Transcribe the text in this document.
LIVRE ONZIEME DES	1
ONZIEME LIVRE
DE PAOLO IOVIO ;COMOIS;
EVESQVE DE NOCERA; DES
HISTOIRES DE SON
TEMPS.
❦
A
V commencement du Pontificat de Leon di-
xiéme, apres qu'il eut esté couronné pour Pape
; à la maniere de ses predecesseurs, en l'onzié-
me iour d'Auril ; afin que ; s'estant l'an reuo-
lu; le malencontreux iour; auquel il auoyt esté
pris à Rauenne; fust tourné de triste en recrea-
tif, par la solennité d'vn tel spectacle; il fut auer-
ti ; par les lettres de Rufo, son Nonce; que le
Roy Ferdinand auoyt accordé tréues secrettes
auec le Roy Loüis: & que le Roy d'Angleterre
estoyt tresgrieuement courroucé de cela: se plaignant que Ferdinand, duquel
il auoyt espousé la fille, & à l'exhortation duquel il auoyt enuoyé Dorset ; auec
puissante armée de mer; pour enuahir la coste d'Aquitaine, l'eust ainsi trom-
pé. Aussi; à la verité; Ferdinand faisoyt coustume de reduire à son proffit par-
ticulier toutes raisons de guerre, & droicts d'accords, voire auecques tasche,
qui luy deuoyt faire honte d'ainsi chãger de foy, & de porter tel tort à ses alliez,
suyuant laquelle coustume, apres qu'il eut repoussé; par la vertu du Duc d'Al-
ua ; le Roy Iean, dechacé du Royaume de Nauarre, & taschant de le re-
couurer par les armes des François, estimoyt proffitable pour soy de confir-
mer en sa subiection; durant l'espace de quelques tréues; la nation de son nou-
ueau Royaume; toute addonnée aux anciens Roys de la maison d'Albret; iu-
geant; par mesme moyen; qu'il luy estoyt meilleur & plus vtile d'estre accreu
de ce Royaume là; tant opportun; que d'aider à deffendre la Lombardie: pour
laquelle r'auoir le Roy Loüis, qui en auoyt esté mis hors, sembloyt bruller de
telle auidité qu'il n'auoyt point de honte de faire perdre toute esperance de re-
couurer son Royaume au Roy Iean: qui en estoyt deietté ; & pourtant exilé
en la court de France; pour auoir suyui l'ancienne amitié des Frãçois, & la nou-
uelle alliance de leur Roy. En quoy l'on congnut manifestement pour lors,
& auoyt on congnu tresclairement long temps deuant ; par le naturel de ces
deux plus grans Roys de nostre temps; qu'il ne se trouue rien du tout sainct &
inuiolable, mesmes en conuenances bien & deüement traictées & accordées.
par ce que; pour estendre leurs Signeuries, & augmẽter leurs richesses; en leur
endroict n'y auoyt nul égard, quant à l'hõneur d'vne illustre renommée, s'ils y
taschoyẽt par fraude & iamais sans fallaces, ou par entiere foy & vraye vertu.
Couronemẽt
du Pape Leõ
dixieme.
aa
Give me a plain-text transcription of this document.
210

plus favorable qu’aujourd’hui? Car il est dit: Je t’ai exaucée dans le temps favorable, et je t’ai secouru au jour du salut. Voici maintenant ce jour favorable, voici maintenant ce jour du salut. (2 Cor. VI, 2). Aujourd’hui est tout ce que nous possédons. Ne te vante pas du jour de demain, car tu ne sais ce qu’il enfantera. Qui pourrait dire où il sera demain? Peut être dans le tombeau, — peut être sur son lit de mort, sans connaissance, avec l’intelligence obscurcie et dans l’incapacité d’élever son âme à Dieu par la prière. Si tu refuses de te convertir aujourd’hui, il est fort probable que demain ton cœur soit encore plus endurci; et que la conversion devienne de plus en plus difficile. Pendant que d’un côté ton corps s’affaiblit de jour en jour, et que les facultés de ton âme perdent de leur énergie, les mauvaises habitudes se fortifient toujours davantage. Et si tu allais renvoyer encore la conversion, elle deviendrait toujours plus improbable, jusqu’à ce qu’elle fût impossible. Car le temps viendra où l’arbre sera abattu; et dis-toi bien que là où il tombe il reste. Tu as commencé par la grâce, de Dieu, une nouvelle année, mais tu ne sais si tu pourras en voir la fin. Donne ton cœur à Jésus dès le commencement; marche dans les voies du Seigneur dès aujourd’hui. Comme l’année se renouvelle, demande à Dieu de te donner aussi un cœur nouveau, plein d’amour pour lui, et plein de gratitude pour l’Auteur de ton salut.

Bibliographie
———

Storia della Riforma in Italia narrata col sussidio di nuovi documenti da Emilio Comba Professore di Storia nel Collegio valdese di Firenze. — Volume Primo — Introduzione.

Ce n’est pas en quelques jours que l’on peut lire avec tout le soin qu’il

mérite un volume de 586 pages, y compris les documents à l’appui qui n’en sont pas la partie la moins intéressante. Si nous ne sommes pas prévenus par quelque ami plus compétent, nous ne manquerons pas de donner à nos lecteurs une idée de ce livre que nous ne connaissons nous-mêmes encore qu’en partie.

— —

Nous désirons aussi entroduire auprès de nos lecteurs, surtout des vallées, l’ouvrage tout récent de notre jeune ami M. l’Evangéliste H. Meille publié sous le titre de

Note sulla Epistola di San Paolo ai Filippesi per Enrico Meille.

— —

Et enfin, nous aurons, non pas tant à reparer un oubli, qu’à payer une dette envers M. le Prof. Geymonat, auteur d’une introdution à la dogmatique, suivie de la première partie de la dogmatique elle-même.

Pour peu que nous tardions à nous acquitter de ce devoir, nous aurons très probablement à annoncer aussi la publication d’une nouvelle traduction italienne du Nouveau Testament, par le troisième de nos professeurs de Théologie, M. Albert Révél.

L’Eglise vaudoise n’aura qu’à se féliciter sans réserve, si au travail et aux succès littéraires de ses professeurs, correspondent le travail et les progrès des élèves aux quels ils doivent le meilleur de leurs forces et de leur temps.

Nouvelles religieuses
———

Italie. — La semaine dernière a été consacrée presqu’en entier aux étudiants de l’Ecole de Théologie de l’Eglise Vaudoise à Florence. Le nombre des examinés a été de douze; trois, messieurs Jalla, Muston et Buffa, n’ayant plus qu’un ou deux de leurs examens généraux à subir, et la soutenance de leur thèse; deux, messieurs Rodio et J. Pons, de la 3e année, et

*Task brief*.
The word "laquelle" may appear on some lines. Report how many lines hold it, giving the number alone.

*Written solution*.
2